Exercise details -
Transcribe the records that follow. Keep every word exactly, and drop the pictures.

━━━━━ Record extracts

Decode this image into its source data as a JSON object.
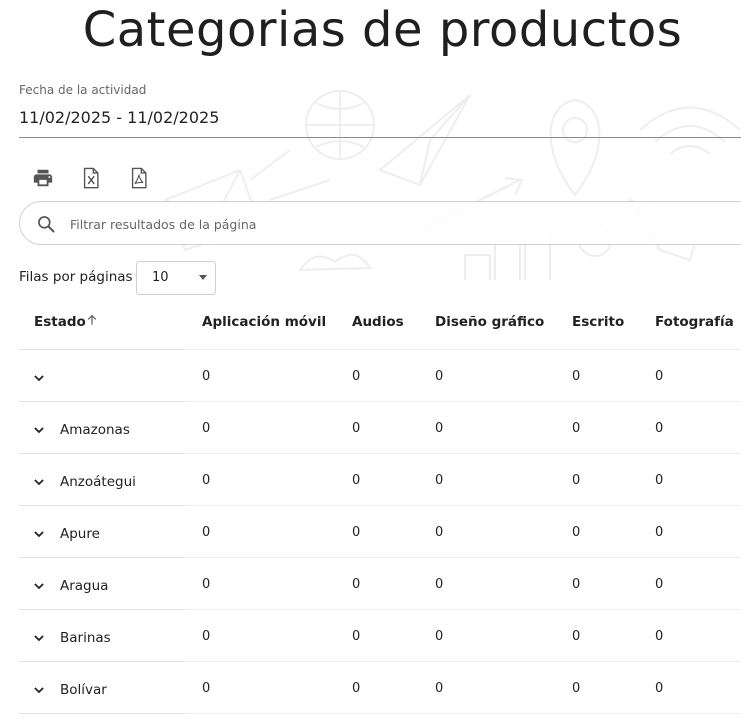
{
  "header": {
    "title": "Categorias de productos"
  },
  "filters": {
    "date_label": "Fecha de la actividad",
    "date_value": "11/02/2025 - 11/02/2025"
  },
  "search": {
    "placeholder": "Filtrar resultados de la página",
    "value": ""
  },
  "pagination": {
    "rows_label": "Filas por páginas",
    "rows_value": "10"
  },
  "table": {
    "columns": [
      "Estado",
      "Aplicación móvil",
      "Audios",
      "Diseño gráfico",
      "Escrito",
      "Fotografía"
    ],
    "sort": {
      "column": "Estado",
      "direction": "ascending"
    },
    "rows": [
      {
        "estado": "",
        "values": [
          "0",
          "0",
          "0",
          "0",
          "0"
        ]
      },
      {
        "estado": "Amazonas",
        "values": [
          "0",
          "0",
          "0",
          "0",
          "0"
        ]
      },
      {
        "estado": "Anzoátegui",
        "values": [
          "0",
          "0",
          "0",
          "0",
          "0"
        ]
      },
      {
        "estado": "Apure",
        "values": [
          "0",
          "0",
          "0",
          "0",
          "0"
        ]
      },
      {
        "estado": "Aragua",
        "values": [
          "0",
          "0",
          "0",
          "0",
          "0"
        ]
      },
      {
        "estado": "Barinas",
        "values": [
          "0",
          "0",
          "0",
          "0",
          "0"
        ]
      },
      {
        "estado": "Bolívar",
        "values": [
          "0",
          "0",
          "0",
          "0",
          "0"
        ]
      }
    ]
  },
  "icons": {
    "print": "print-icon",
    "excel": "excel-export-icon",
    "pdf": "pdf-export-icon",
    "search": "search-icon",
    "sort": "arrow-up-icon",
    "expand": "chevron-down-icon"
  }
}
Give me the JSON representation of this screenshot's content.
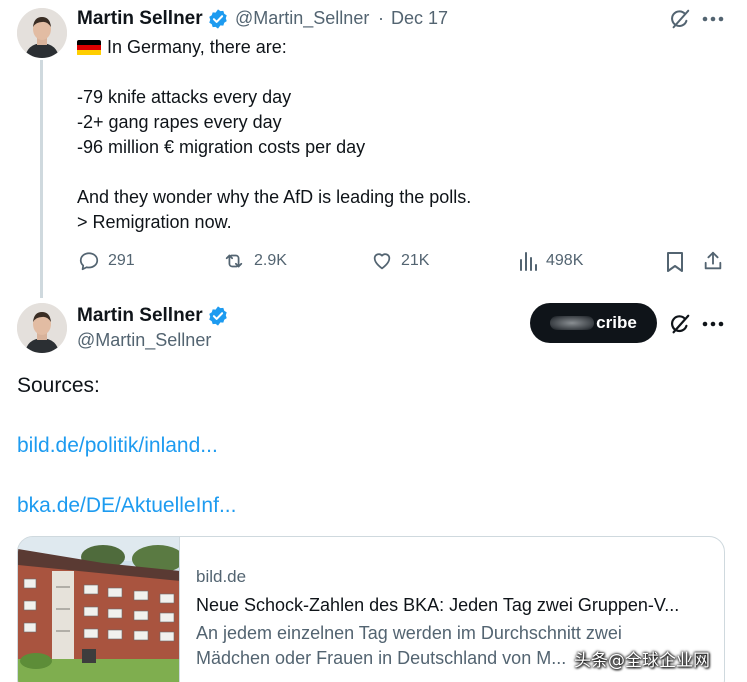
{
  "tweet": {
    "author_name": "Martin Sellner",
    "handle": "@Martin_Sellner",
    "separator": "·",
    "date": "Dec 17",
    "flag_icon": "germany-flag-icon",
    "text_lines": [
      "In Germany, there are:",
      "",
      "-79 knife attacks every day",
      "-2+ gang rapes every day",
      "-96 million € migration costs per day",
      "",
      "And they wonder why the AfD is leading the polls.",
      "> Remigration now."
    ],
    "actions": {
      "replies": "291",
      "reposts": "2.9K",
      "likes": "21K",
      "views": "498K"
    }
  },
  "reply": {
    "author_name": "Martin Sellner",
    "handle": "@Martin_Sellner",
    "subscribe_label": "cribe",
    "sources_label": "Sources:",
    "links": [
      "bild.de/politik/inland...",
      "bka.de/DE/AktuelleInf..."
    ],
    "card": {
      "domain": "bild.de",
      "title": "Neue Schock-Zahlen des BKA: Jeden Tag zwei Gruppen-V...",
      "desc_line1": "An jedem einzelnen Tag werden im Durchschnitt zwei",
      "desc_line2": "Mädchen oder Frauen in Deutschland von M..."
    }
  },
  "watermark": "头条@全球企业网",
  "colors": {
    "text": "#0f1419",
    "secondary": "#536471",
    "link": "#1d9bf0",
    "verified": "#1d9bf0",
    "border": "#cfd9de"
  }
}
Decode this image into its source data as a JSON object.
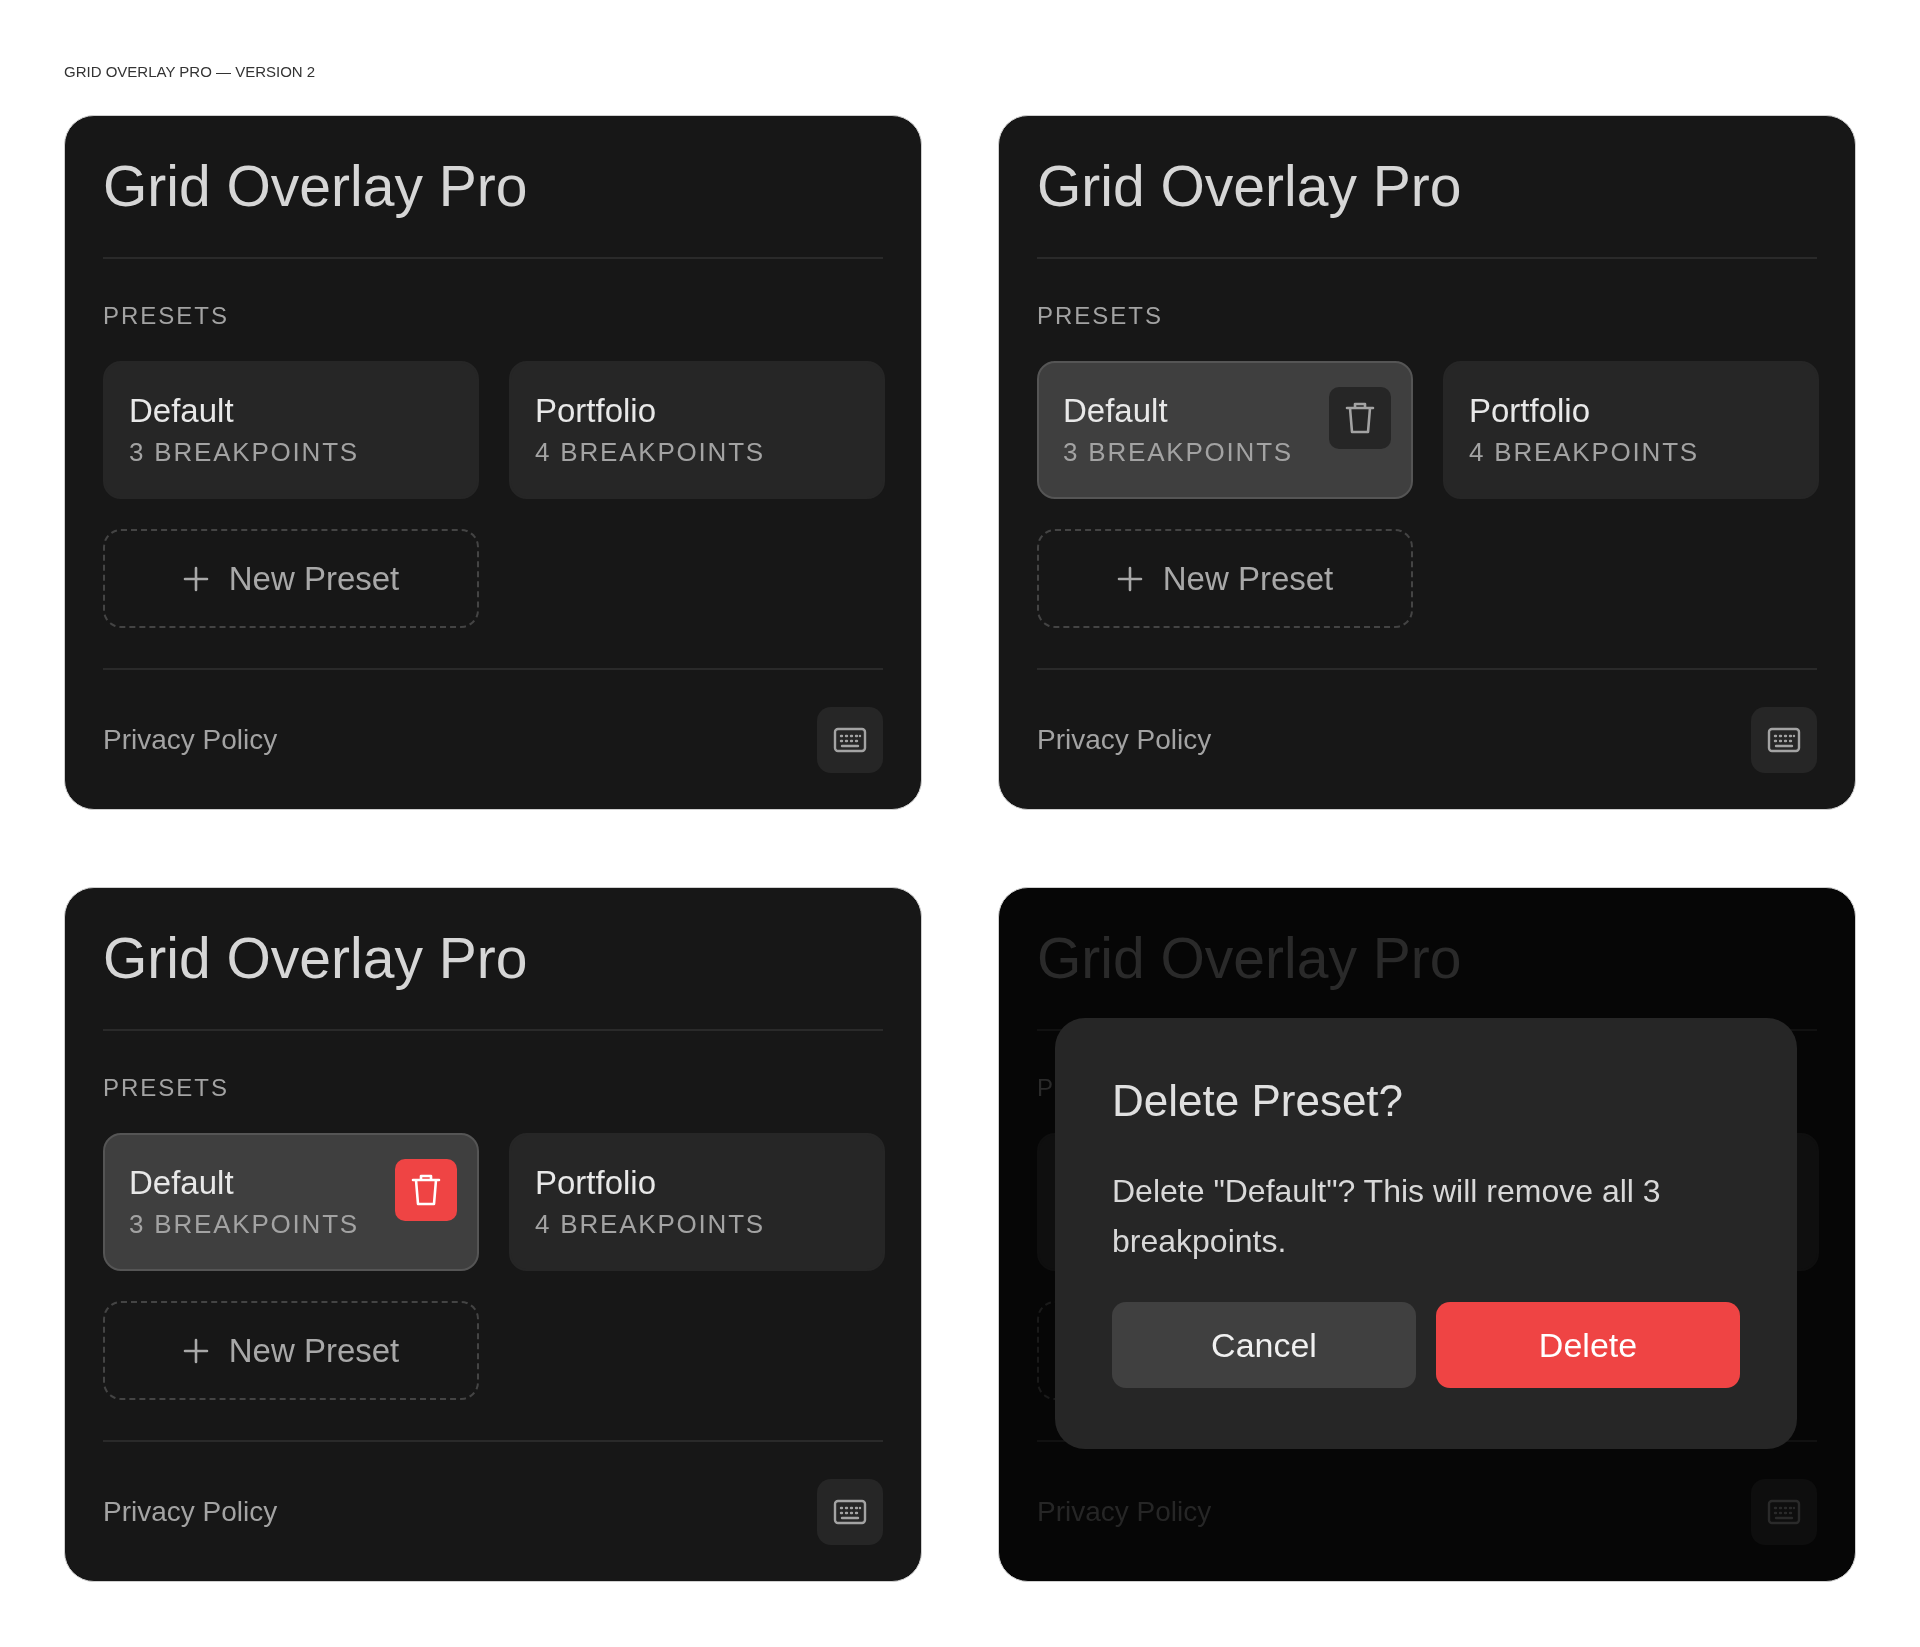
{
  "page_title": "GRID OVERLAY PRO — VERSION 2",
  "panels": [
    {
      "kind": "list",
      "title": "Grid Overlay Pro",
      "section_label": "PRESETS",
      "presets": [
        {
          "name": "Default",
          "count": "3 BREAKPOINTS",
          "selected": false
        },
        {
          "name": "Portfolio",
          "count": "4 BREAKPOINTS",
          "selected": false
        }
      ],
      "new_preset": "New Preset",
      "footer_link": "Privacy Policy"
    },
    {
      "kind": "list",
      "title": "Grid Overlay Pro",
      "section_label": "PRESETS",
      "presets": [
        {
          "name": "Default",
          "count": "3 BREAKPOINTS",
          "selected": true,
          "delete_highlighted": false
        },
        {
          "name": "Portfolio",
          "count": "4 BREAKPOINTS",
          "selected": false
        }
      ],
      "new_preset": "New Preset",
      "footer_link": "Privacy Policy"
    },
    {
      "kind": "list",
      "title": "Grid Overlay Pro",
      "section_label": "PRESETS",
      "presets": [
        {
          "name": "Default",
          "count": "3 BREAKPOINTS",
          "selected": true,
          "delete_highlighted": true
        },
        {
          "name": "Portfolio",
          "count": "4 BREAKPOINTS",
          "selected": false
        }
      ],
      "new_preset": "New Preset",
      "footer_link": "Privacy Policy"
    },
    {
      "kind": "dialog",
      "title": "Grid Overlay Pro",
      "section_label": "P",
      "footer_link": "Privacy Policy",
      "dialog": {
        "title": "Delete Preset?",
        "message": "Delete \"Default\"? This will remove all 3 breakpoints.",
        "buttons": [
          {
            "label": "Cancel",
            "kind": "secondary"
          },
          {
            "label": "Delete",
            "kind": "danger"
          }
        ]
      }
    }
  ]
}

━━━━━━━━━━

Output for this task -
Decode this image into its source data as a JSON object.
{
  "header": {
    "title": "Categorias de productos"
  },
  "filters": {
    "date_label": "Fecha de la actividad",
    "date_value": "11/02/2025 - 11/02/2025"
  },
  "search": {
    "placeholder": "Filtrar resultados de la página",
    "value": ""
  },
  "pagination": {
    "rows_label": "Filas por páginas",
    "rows_value": "10"
  },
  "table": {
    "columns": [
      "Estado",
      "Aplicación móvil",
      "Audios",
      "Diseño gráfico",
      "Escrito",
      "Fotografía"
    ],
    "sort": {
      "column": "Estado",
      "direction": "ascending"
    },
    "rows": [
      {
        "estado": "",
        "values": [
          "0",
          "0",
          "0",
          "0",
          "0"
        ]
      },
      {
        "estado": "Amazonas",
        "values": [
          "0",
          "0",
          "0",
          "0",
          "0"
        ]
      },
      {
        "estado": "Anzoátegui",
        "values": [
          "0",
          "0",
          "0",
          "0",
          "0"
        ]
      },
      {
        "estado": "Apure",
        "values": [
          "0",
          "0",
          "0",
          "0",
          "0"
        ]
      },
      {
        "estado": "Aragua",
        "values": [
          "0",
          "0",
          "0",
          "0",
          "0"
        ]
      },
      {
        "estado": "Barinas",
        "values": [
          "0",
          "0",
          "0",
          "0",
          "0"
        ]
      },
      {
        "estado": "Bolívar",
        "values": [
          "0",
          "0",
          "0",
          "0",
          "0"
        ]
      }
    ]
  },
  "icons": {
    "print": "print-icon",
    "excel": "excel-export-icon",
    "pdf": "pdf-export-icon",
    "search": "search-icon",
    "sort": "arrow-up-icon",
    "expand": "chevron-down-icon"
  }
}
Give me the JSON representation of this screenshot's content.
{
  "tweet": {
    "author_name": "Martin Sellner",
    "handle": "@Martin_Sellner",
    "separator": "·",
    "date": "Dec 17",
    "flag_icon": "germany-flag-icon",
    "text_lines": [
      "In Germany, there are:",
      "",
      "-79 knife attacks every day",
      "-2+ gang rapes every day",
      "-96 million € migration costs per day",
      "",
      "And they wonder why the AfD is leading the polls.",
      "> Remigration now."
    ],
    "actions": {
      "replies": "291",
      "reposts": "2.9K",
      "likes": "21K",
      "views": "498K"
    }
  },
  "reply": {
    "author_name": "Martin Sellner",
    "handle": "@Martin_Sellner",
    "subscribe_label": "cribe",
    "sources_label": "Sources:",
    "links": [
      "bild.de/politik/inland...",
      "bka.de/DE/AktuelleInf..."
    ],
    "card": {
      "domain": "bild.de",
      "title": "Neue Schock-Zahlen des BKA: Jeden Tag zwei Gruppen-V...",
      "desc_line1": "An jedem einzelnen Tag werden im Durchschnitt zwei",
      "desc_line2": "Mädchen oder Frauen in Deutschland von M..."
    }
  },
  "watermark": "头条@全球企业网",
  "colors": {
    "text": "#0f1419",
    "secondary": "#536471",
    "link": "#1d9bf0",
    "verified": "#1d9bf0",
    "border": "#cfd9de"
  }
}
Decode this image into its source data as a JSON object.
{
  "page_title": "GRID OVERLAY PRO — VERSION 2",
  "panels": [
    {
      "kind": "list",
      "title": "Grid Overlay Pro",
      "section_label": "PRESETS",
      "presets": [
        {
          "name": "Default",
          "count": "3 BREAKPOINTS",
          "selected": false
        },
        {
          "name": "Portfolio",
          "count": "4 BREAKPOINTS",
          "selected": false
        }
      ],
      "new_preset": "New Preset",
      "footer_link": "Privacy Policy"
    },
    {
      "kind": "list",
      "title": "Grid Overlay Pro",
      "section_label": "PRESETS",
      "presets": [
        {
          "name": "Default",
          "count": "3 BREAKPOINTS",
          "selected": true,
          "delete_highlighted": false
        },
        {
          "name": "Portfolio",
          "count": "4 BREAKPOINTS",
          "selected": false
        }
      ],
      "new_preset": "New Preset",
      "footer_link": "Privacy Policy"
    },
    {
      "kind": "list",
      "title": "Grid Overlay Pro",
      "section_label": "PRESETS",
      "presets": [
        {
          "name": "Default",
          "count": "3 BREAKPOINTS",
          "selected": true,
          "delete_highlighted": true
        },
        {
          "name": "Portfolio",
          "count": "4 BREAKPOINTS",
          "selected": false
        }
      ],
      "new_preset": "New Preset",
      "footer_link": "Privacy Policy"
    },
    {
      "kind": "dialog",
      "title": "Grid Overlay Pro",
      "section_label": "P",
      "footer_link": "Privacy Policy",
      "dialog": {
        "title": "Delete Preset?",
        "message": "Delete \"Default\"? This will remove all 3 breakpoints.",
        "buttons": [
          {
            "label": "Cancel",
            "kind": "secondary"
          },
          {
            "label": "Delete",
            "kind": "danger"
          }
        ]
      }
    }
  ]
}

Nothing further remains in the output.